**Description of the task**
Please transcribe the records precisely; pictures stay out of your copy.
-=-=-
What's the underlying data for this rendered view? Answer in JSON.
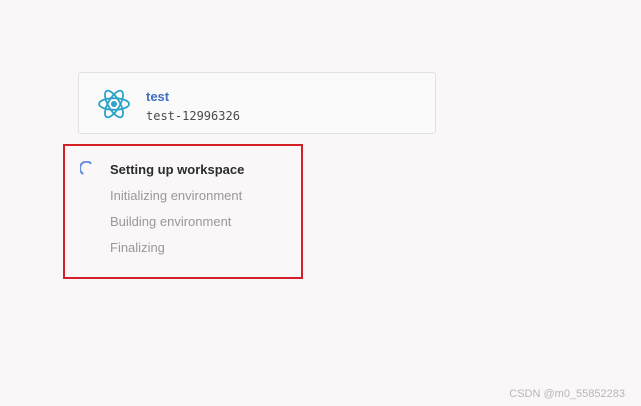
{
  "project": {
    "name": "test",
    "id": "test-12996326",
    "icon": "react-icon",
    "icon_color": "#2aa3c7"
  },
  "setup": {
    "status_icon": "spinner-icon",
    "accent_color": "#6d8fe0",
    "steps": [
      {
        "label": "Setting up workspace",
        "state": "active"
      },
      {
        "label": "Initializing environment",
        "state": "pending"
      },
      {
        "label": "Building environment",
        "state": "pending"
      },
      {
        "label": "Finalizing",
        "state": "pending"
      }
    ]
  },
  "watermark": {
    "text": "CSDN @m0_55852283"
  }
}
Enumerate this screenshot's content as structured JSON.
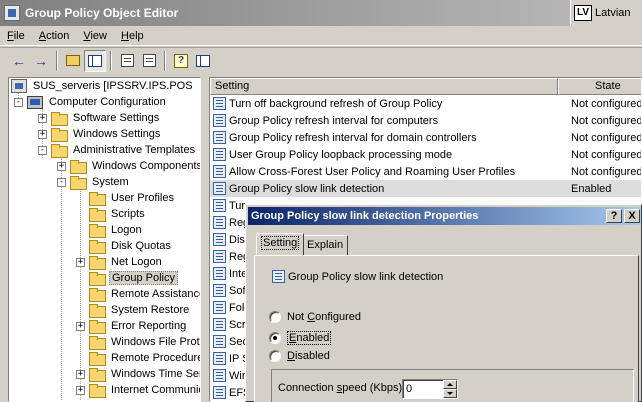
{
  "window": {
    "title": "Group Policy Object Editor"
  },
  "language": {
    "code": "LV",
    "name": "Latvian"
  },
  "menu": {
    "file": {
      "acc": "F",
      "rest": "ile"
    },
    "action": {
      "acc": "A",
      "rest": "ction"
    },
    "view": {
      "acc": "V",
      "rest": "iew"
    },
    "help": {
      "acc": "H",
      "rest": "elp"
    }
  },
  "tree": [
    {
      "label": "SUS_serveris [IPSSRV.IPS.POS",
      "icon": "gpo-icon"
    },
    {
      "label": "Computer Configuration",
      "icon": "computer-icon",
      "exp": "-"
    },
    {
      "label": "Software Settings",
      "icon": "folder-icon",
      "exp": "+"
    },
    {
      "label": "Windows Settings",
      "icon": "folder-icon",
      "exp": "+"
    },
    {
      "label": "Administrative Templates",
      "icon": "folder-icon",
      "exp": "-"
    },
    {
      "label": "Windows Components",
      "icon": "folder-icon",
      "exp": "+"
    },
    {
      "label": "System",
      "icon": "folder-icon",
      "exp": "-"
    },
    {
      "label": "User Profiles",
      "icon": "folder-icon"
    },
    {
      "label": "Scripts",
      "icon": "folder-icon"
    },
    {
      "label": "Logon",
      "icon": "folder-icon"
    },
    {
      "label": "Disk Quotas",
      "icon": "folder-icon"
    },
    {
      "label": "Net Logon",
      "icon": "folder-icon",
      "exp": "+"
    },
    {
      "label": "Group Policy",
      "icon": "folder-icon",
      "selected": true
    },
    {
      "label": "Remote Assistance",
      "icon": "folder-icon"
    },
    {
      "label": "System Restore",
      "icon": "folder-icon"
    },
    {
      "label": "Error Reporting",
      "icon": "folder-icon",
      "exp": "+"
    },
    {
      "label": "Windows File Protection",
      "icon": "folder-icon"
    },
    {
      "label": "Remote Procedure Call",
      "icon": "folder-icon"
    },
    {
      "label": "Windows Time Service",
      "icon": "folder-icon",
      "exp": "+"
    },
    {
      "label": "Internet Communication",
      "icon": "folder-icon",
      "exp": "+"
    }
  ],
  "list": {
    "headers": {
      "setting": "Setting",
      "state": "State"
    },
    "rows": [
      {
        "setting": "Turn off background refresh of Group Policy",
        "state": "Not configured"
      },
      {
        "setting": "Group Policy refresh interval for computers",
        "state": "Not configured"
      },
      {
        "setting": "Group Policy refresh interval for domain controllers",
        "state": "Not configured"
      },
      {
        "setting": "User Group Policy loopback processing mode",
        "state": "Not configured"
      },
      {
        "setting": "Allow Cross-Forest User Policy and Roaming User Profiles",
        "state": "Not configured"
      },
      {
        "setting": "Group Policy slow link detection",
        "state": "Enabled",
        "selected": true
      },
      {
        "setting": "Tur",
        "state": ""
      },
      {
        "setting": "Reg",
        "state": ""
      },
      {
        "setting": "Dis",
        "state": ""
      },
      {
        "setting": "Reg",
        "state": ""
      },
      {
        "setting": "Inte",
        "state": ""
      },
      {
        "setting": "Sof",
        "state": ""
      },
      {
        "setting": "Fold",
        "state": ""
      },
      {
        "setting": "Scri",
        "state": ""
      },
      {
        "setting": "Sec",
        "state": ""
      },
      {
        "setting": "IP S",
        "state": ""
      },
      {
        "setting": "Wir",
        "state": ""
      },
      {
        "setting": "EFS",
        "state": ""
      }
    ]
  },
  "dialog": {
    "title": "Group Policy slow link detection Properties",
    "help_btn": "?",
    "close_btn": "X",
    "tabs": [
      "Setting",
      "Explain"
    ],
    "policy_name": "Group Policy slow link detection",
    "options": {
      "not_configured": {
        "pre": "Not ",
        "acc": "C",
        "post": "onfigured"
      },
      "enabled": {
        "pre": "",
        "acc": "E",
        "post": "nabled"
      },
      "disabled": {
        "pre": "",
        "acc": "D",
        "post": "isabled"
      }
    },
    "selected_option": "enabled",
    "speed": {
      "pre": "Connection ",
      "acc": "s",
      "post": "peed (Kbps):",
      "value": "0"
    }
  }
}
-=-=-
**Reply to the exercise**
What's the underlying data for this rendered view? Answer in JSON.
{
  "project": {
    "name": "test",
    "id": "test-12996326",
    "icon": "react-icon",
    "icon_color": "#2aa3c7"
  },
  "setup": {
    "status_icon": "spinner-icon",
    "accent_color": "#6d8fe0",
    "steps": [
      {
        "label": "Setting up workspace",
        "state": "active"
      },
      {
        "label": "Initializing environment",
        "state": "pending"
      },
      {
        "label": "Building environment",
        "state": "pending"
      },
      {
        "label": "Finalizing",
        "state": "pending"
      }
    ]
  },
  "watermark": {
    "text": "CSDN @m0_55852283"
  }
}
Enumerate this screenshot's content as structured JSON.
{
  "window": {
    "title": "Group Policy Object Editor"
  },
  "language": {
    "code": "LV",
    "name": "Latvian"
  },
  "menu": {
    "file": {
      "acc": "F",
      "rest": "ile"
    },
    "action": {
      "acc": "A",
      "rest": "ction"
    },
    "view": {
      "acc": "V",
      "rest": "iew"
    },
    "help": {
      "acc": "H",
      "rest": "elp"
    }
  },
  "tree": [
    {
      "label": "SUS_serveris [IPSSRV.IPS.POS",
      "icon": "gpo-icon"
    },
    {
      "label": "Computer Configuration",
      "icon": "computer-icon",
      "exp": "-"
    },
    {
      "label": "Software Settings",
      "icon": "folder-icon",
      "exp": "+"
    },
    {
      "label": "Windows Settings",
      "icon": "folder-icon",
      "exp": "+"
    },
    {
      "label": "Administrative Templates",
      "icon": "folder-icon",
      "exp": "-"
    },
    {
      "label": "Windows Components",
      "icon": "folder-icon",
      "exp": "+"
    },
    {
      "label": "System",
      "icon": "folder-icon",
      "exp": "-"
    },
    {
      "label": "User Profiles",
      "icon": "folder-icon"
    },
    {
      "label": "Scripts",
      "icon": "folder-icon"
    },
    {
      "label": "Logon",
      "icon": "folder-icon"
    },
    {
      "label": "Disk Quotas",
      "icon": "folder-icon"
    },
    {
      "label": "Net Logon",
      "icon": "folder-icon",
      "exp": "+"
    },
    {
      "label": "Group Policy",
      "icon": "folder-icon",
      "selected": true
    },
    {
      "label": "Remote Assistance",
      "icon": "folder-icon"
    },
    {
      "label": "System Restore",
      "icon": "folder-icon"
    },
    {
      "label": "Error Reporting",
      "icon": "folder-icon",
      "exp": "+"
    },
    {
      "label": "Windows File Protection",
      "icon": "folder-icon"
    },
    {
      "label": "Remote Procedure Call",
      "icon": "folder-icon"
    },
    {
      "label": "Windows Time Service",
      "icon": "folder-icon",
      "exp": "+"
    },
    {
      "label": "Internet Communication",
      "icon": "folder-icon",
      "exp": "+"
    }
  ],
  "list": {
    "headers": {
      "setting": "Setting",
      "state": "State"
    },
    "rows": [
      {
        "setting": "Turn off background refresh of Group Policy",
        "state": "Not configured"
      },
      {
        "setting": "Group Policy refresh interval for computers",
        "state": "Not configured"
      },
      {
        "setting": "Group Policy refresh interval for domain controllers",
        "state": "Not configured"
      },
      {
        "setting": "User Group Policy loopback processing mode",
        "state": "Not configured"
      },
      {
        "setting": "Allow Cross-Forest User Policy and Roaming User Profiles",
        "state": "Not configured"
      },
      {
        "setting": "Group Policy slow link detection",
        "state": "Enabled",
        "selected": true
      },
      {
        "setting": "Tur",
        "state": ""
      },
      {
        "setting": "Reg",
        "state": ""
      },
      {
        "setting": "Dis",
        "state": ""
      },
      {
        "setting": "Reg",
        "state": ""
      },
      {
        "setting": "Inte",
        "state": ""
      },
      {
        "setting": "Sof",
        "state": ""
      },
      {
        "setting": "Fold",
        "state": ""
      },
      {
        "setting": "Scri",
        "state": ""
      },
      {
        "setting": "Sec",
        "state": ""
      },
      {
        "setting": "IP S",
        "state": ""
      },
      {
        "setting": "Wir",
        "state": ""
      },
      {
        "setting": "EFS",
        "state": ""
      }
    ]
  },
  "dialog": {
    "title": "Group Policy slow link detection Properties",
    "help_btn": "?",
    "close_btn": "X",
    "tabs": [
      "Setting",
      "Explain"
    ],
    "policy_name": "Group Policy slow link detection",
    "options": {
      "not_configured": {
        "pre": "Not ",
        "acc": "C",
        "post": "onfigured"
      },
      "enabled": {
        "pre": "",
        "acc": "E",
        "post": "nabled"
      },
      "disabled": {
        "pre": "",
        "acc": "D",
        "post": "isabled"
      }
    },
    "selected_option": "enabled",
    "speed": {
      "pre": "Connection ",
      "acc": "s",
      "post": "peed (Kbps):",
      "value": "0"
    }
  }
}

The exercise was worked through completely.